It should be said that Labour haven't had a good campaign in the light of their ambitions, but they will increase their vote and their seats. With a different strategy they could have done better yet.
Fianna Fáil probably had as good an election as they could have. In the last leadership debate, Micheál Martin was on the attack, and probably turned people off by talking over the other leaders, but it made clear that FF needs to consolidate its core vote. It seems to be around the 14-16% mark, which means that it's disasterous, but there was little that could be done about that after its record in government.
Sinn Féin and the ULA seemed to have done well for themselves with their messages of withdrawing from the IMF-EU bailout and insistuting a socialist economy with nationalised banks respectively. They will still be small parties, but it shows a fragmentation of the left, and it probably attracted support away from Labour.
The Greens look like they might be wiped out. I agree with Jason O'Mahony that this would be a pity, since they actually tried to achieve - and did achieve - some of their manifesto promises. that's not to say that they don't deserve punishment, but a wipe-out is a bit disproportionate in my opinion.

(Goals)
**A)** Translate this sentence from the election commentary into Spanish: "The Greens look like they might be wiped out."
**B)** In the election commentary, around what percentage does Fianna Fáil's core vote seem to be?
**C)** Reproduce the part of the election commentary between "Sinn Féin and" and "in my opinion.", inclusive.

(Items)
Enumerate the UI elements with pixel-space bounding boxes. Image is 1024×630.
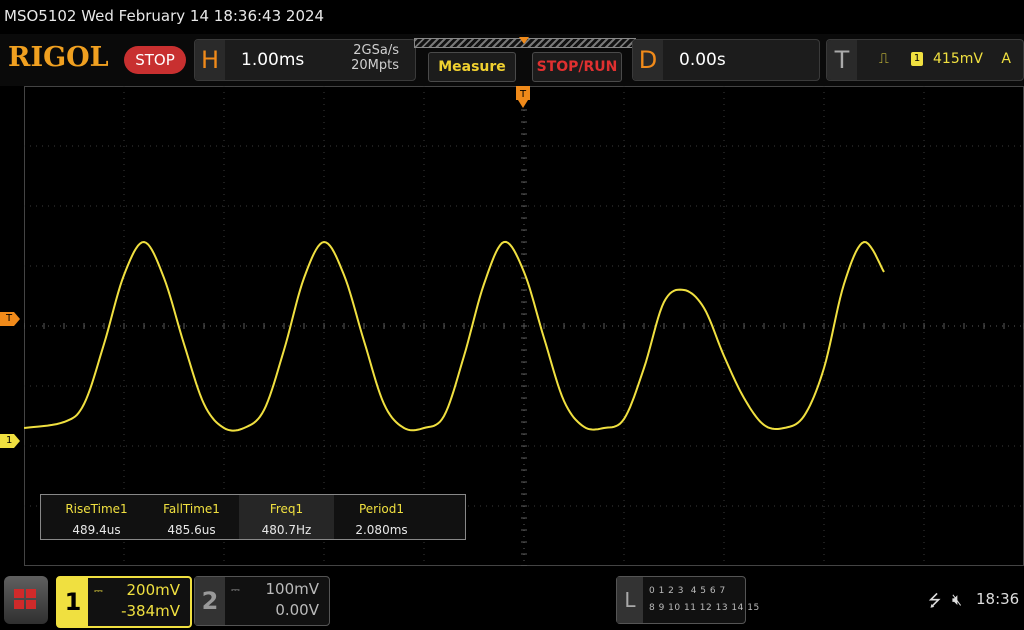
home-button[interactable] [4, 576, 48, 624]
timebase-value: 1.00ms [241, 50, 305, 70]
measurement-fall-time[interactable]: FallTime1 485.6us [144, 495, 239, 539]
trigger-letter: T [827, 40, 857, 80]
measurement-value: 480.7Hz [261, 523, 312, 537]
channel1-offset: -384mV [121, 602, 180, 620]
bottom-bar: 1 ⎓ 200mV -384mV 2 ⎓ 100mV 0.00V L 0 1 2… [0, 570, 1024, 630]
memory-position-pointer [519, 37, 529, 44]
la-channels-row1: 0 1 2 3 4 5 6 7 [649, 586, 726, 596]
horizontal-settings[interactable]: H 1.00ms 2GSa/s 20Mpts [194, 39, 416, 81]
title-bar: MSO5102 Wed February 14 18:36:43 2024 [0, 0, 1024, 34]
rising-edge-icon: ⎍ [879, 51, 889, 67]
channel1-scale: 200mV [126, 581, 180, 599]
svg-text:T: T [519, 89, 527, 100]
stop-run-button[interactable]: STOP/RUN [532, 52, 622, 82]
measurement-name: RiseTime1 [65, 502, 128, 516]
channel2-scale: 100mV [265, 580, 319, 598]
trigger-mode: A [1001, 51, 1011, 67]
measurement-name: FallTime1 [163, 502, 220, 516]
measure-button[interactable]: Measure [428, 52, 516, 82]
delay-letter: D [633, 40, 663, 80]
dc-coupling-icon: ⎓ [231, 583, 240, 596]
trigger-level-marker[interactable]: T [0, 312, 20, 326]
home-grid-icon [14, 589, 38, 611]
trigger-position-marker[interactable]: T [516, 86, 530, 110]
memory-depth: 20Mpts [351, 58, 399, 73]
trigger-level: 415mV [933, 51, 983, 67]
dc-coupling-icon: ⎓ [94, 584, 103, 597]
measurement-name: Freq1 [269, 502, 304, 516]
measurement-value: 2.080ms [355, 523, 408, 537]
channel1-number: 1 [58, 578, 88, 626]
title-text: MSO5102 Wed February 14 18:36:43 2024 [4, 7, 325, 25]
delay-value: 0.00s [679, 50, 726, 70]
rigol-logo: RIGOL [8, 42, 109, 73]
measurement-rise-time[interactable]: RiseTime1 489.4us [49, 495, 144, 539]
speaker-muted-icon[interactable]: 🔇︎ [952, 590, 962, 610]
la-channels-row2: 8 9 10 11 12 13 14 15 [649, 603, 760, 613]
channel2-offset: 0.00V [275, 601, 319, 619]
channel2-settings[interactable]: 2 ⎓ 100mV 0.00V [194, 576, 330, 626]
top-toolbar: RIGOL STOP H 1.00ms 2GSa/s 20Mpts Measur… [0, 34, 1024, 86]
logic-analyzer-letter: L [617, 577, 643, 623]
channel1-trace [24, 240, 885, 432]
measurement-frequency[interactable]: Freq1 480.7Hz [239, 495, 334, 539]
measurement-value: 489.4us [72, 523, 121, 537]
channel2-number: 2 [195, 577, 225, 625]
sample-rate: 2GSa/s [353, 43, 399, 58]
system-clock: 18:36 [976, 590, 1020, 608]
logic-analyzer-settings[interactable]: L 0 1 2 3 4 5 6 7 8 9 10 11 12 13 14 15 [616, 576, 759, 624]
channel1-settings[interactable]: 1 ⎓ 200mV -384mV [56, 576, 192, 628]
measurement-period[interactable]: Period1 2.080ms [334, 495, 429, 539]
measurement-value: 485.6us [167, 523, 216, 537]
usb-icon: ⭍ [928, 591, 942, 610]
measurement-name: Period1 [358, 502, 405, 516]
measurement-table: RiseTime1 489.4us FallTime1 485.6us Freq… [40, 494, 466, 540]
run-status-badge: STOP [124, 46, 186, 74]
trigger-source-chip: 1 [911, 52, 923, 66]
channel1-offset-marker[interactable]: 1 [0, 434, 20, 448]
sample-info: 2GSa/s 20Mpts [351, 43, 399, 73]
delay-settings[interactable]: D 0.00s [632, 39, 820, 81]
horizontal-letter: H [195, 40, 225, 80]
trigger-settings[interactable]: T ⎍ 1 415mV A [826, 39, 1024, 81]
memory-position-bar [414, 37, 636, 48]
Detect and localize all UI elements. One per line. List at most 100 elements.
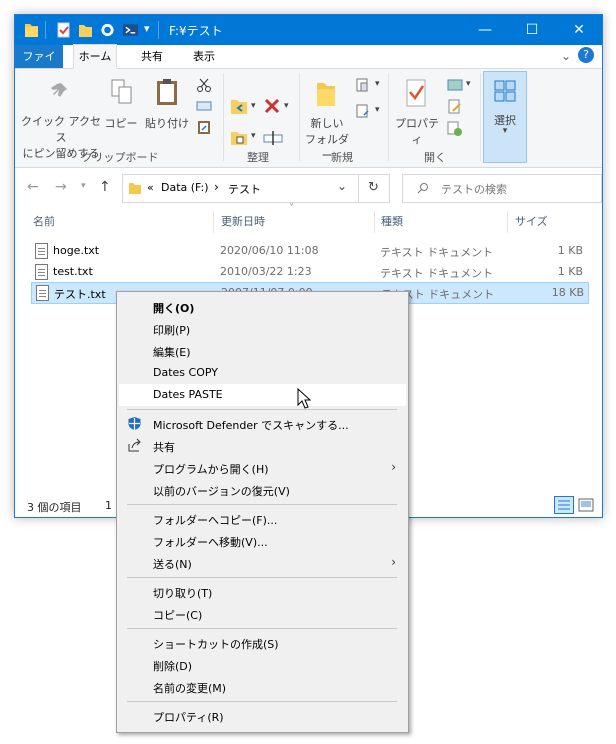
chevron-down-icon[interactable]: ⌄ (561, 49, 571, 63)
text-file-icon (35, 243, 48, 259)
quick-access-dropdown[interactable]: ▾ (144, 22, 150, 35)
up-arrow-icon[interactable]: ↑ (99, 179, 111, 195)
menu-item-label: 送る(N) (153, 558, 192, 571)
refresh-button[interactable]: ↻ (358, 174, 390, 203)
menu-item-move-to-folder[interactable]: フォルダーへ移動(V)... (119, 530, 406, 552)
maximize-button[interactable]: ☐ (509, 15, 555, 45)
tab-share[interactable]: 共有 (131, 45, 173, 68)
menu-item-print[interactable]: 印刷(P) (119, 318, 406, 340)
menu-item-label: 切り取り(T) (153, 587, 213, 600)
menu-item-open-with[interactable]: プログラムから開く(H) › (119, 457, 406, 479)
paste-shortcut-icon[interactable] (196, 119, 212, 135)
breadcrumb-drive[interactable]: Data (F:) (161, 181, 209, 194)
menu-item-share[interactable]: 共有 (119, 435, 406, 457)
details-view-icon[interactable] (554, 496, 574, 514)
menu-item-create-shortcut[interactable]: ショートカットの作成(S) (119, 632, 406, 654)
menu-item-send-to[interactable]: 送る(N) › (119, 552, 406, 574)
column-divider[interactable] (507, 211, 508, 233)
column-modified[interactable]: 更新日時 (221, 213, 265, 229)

(Results of the exercise)
**A)** Parece que los Verdes podrían quedar aniquilados.

**B)** Around the 14-16% mark.

**C)**
Sinn Féin and the ULA seemed to have done well for themselves with their messages of withdrawing from the IMF-EU bailout and insistuting a socialist economy with nationalised banks respectively. They will still be small parties, but it shows a fragmentation of the left, and it probably attracted support away from Labour.
The Greens look like they might be wiped out. I agree with Jason O'Mahony that this would be a pity, since they actually tried to achieve - and did achieve - some of their manifesto promises. that's not to say that they don't deserve punishment, but a wipe-out is a bit disproportionate in my opinion.